◆ EXCERPTED RECORDS ◆
# # # # #

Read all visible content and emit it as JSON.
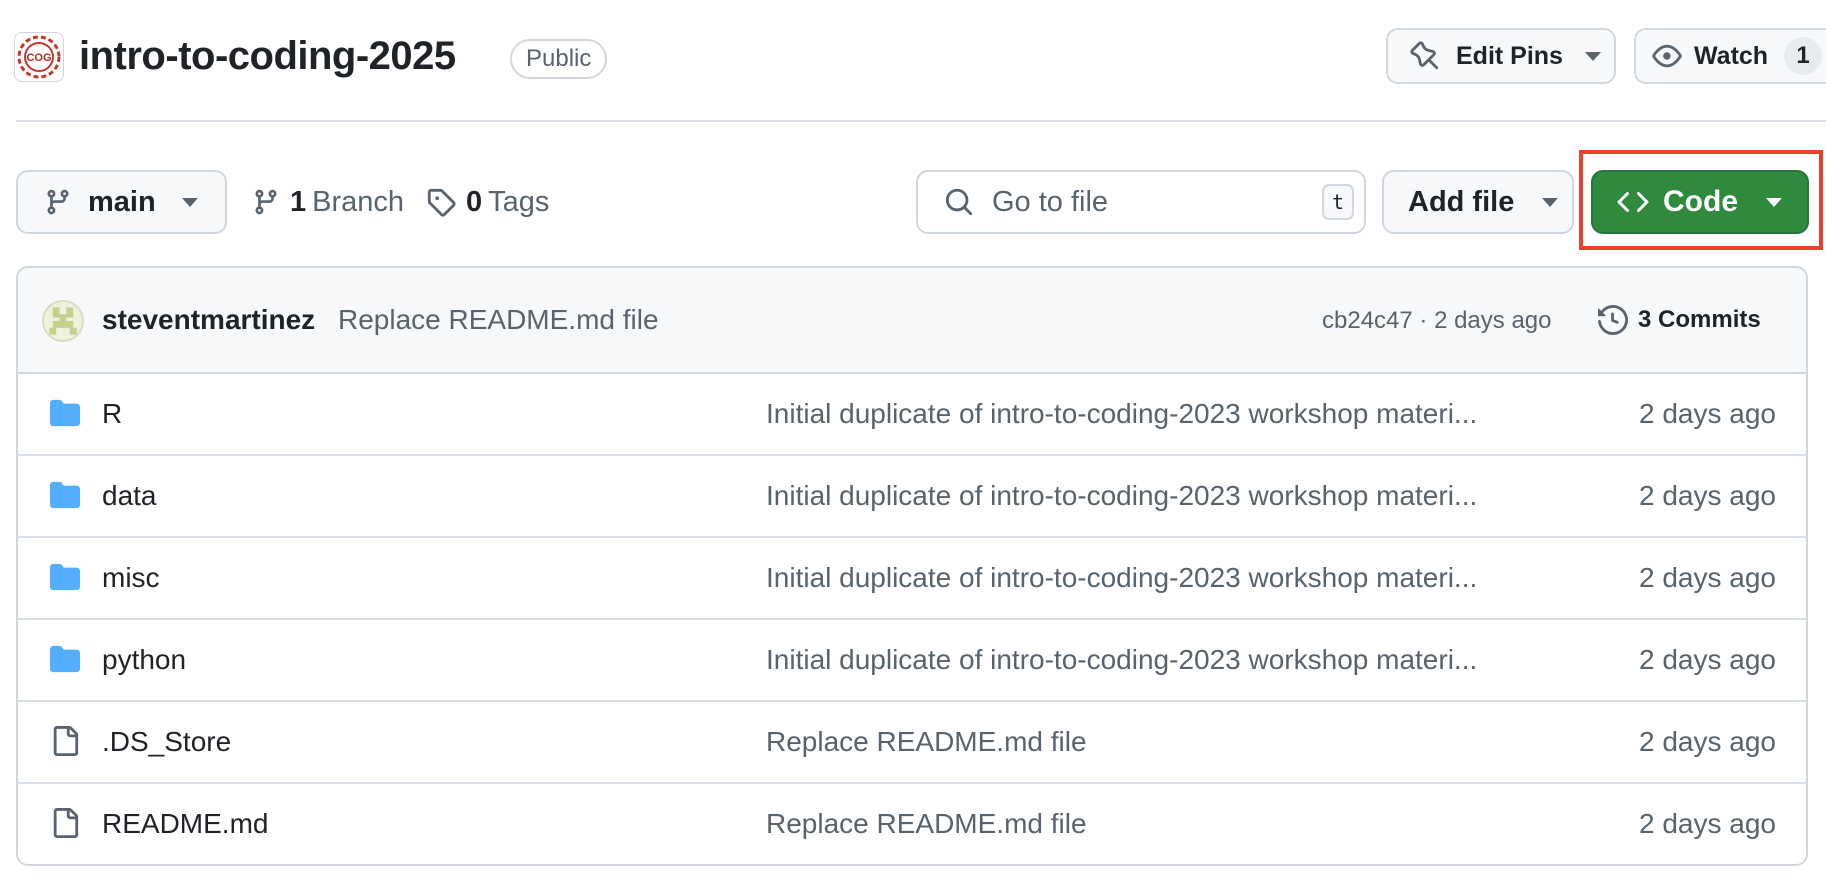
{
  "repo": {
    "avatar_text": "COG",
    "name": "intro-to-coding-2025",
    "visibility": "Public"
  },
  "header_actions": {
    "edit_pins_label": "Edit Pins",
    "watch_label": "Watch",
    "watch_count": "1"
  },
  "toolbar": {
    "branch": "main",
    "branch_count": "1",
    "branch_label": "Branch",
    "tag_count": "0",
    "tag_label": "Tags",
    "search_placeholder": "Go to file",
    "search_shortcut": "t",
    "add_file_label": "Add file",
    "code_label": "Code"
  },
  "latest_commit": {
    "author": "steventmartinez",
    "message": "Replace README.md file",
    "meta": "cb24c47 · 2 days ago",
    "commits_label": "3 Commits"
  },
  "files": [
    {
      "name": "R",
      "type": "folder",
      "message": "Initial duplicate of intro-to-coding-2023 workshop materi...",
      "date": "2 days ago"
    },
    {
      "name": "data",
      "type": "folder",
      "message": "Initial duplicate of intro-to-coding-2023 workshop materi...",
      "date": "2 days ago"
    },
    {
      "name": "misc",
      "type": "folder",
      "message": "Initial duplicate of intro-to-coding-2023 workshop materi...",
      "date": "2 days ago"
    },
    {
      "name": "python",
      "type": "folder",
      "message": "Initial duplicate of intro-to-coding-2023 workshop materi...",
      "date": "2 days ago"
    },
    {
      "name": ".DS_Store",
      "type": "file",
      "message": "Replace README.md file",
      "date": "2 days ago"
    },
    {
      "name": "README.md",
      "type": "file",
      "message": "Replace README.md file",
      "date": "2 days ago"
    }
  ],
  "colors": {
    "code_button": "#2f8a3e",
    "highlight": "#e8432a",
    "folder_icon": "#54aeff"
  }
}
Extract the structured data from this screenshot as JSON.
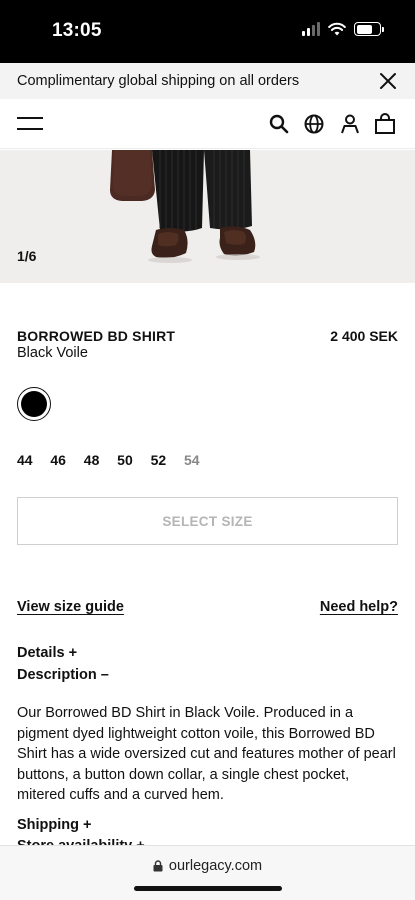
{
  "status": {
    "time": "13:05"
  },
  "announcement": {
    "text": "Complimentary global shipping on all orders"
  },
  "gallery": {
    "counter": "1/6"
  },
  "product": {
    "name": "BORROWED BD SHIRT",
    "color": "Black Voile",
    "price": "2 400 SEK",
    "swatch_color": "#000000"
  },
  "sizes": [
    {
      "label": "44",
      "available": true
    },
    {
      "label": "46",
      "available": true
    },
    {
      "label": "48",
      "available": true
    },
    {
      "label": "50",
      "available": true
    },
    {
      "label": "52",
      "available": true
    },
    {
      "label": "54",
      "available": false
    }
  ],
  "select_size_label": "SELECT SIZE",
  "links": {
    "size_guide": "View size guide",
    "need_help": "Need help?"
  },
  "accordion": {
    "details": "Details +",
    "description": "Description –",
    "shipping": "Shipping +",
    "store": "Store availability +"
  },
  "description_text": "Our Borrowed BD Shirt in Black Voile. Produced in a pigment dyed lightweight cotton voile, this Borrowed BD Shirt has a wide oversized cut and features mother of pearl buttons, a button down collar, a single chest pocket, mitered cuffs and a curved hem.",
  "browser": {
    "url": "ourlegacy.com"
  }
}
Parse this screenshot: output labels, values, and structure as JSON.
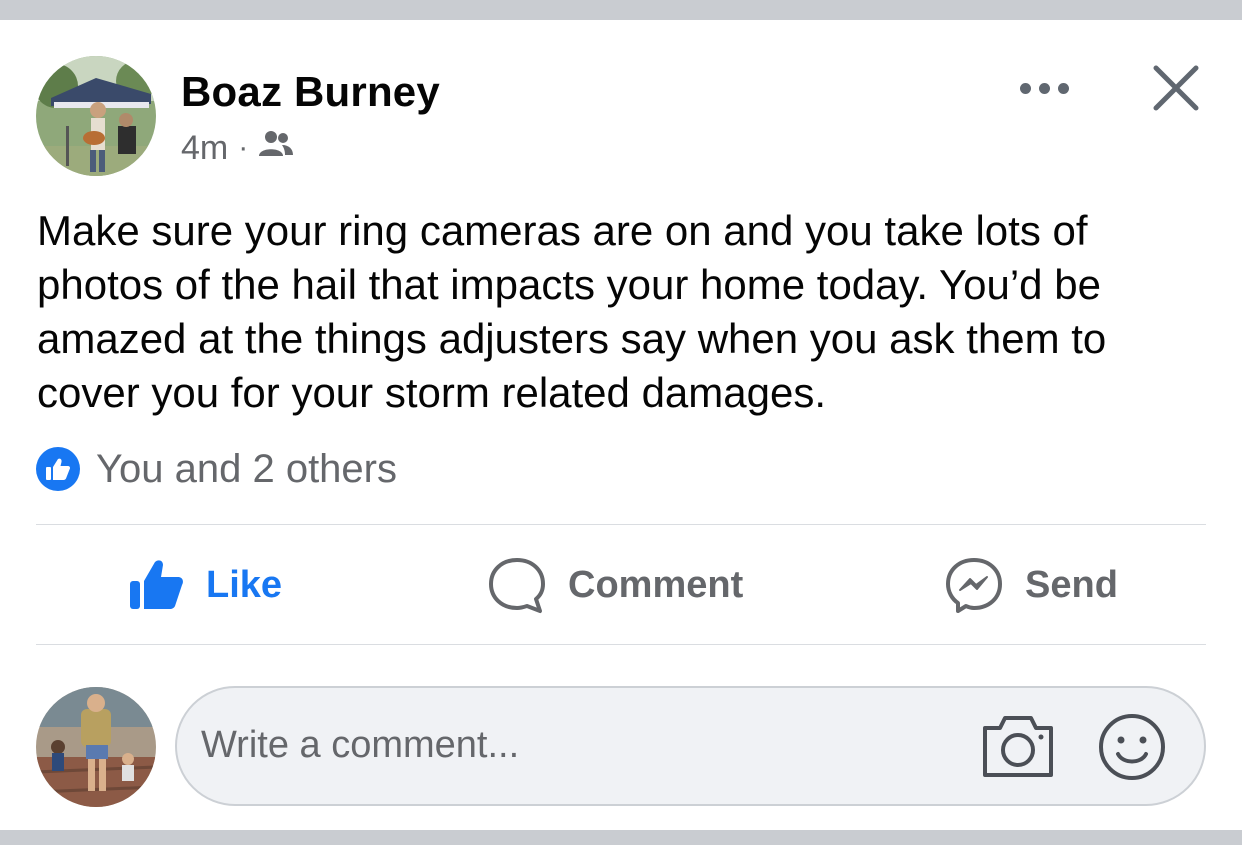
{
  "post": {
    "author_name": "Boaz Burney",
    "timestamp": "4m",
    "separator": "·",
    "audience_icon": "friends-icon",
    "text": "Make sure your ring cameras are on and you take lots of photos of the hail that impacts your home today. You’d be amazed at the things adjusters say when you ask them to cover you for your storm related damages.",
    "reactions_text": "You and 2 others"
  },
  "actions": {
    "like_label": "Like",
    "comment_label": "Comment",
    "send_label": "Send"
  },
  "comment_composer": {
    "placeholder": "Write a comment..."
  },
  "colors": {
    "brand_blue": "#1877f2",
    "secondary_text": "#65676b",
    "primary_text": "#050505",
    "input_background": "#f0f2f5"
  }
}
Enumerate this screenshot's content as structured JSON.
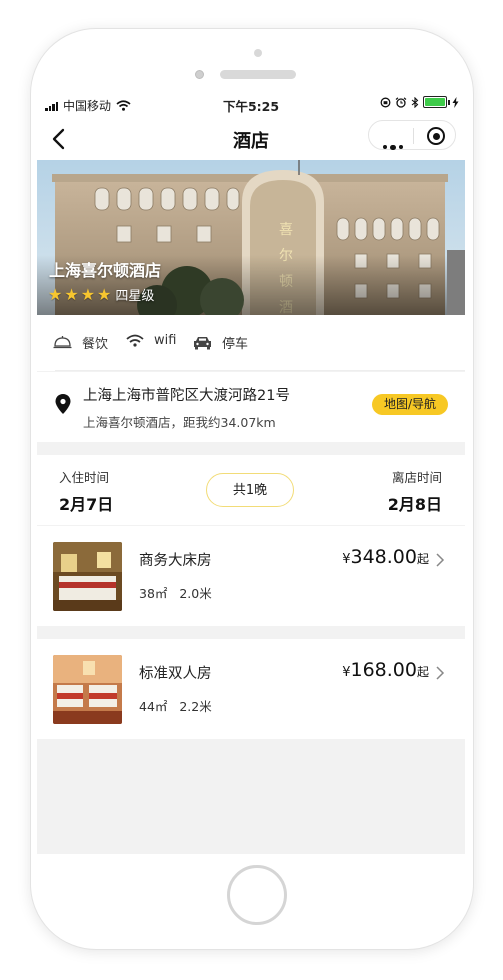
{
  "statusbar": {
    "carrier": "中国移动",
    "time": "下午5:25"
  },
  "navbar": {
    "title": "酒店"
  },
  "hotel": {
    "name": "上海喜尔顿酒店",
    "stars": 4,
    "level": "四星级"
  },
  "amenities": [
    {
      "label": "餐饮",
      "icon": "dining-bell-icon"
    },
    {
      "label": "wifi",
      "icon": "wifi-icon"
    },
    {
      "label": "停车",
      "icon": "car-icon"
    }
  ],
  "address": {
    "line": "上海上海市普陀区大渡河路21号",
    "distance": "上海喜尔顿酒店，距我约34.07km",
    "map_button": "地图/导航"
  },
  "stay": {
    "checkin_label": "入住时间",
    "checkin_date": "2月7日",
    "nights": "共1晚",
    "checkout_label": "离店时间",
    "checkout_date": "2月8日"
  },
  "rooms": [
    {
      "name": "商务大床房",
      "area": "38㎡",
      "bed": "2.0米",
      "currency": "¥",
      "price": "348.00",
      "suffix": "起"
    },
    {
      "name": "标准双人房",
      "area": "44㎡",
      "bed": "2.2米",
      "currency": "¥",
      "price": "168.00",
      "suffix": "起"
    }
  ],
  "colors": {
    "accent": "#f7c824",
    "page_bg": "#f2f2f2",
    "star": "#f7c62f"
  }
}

# # # # #

◆ TASK INSTRUCTIONS ◆
In the entries above, identify every line with the string "screenshot".

◆ TASK RESULT ◆
Extract the structured data from this screenshot as JSON.
Parse this screenshot: output labels, values, and structure as JSON.
Enumerate this screenshot's content as structured JSON.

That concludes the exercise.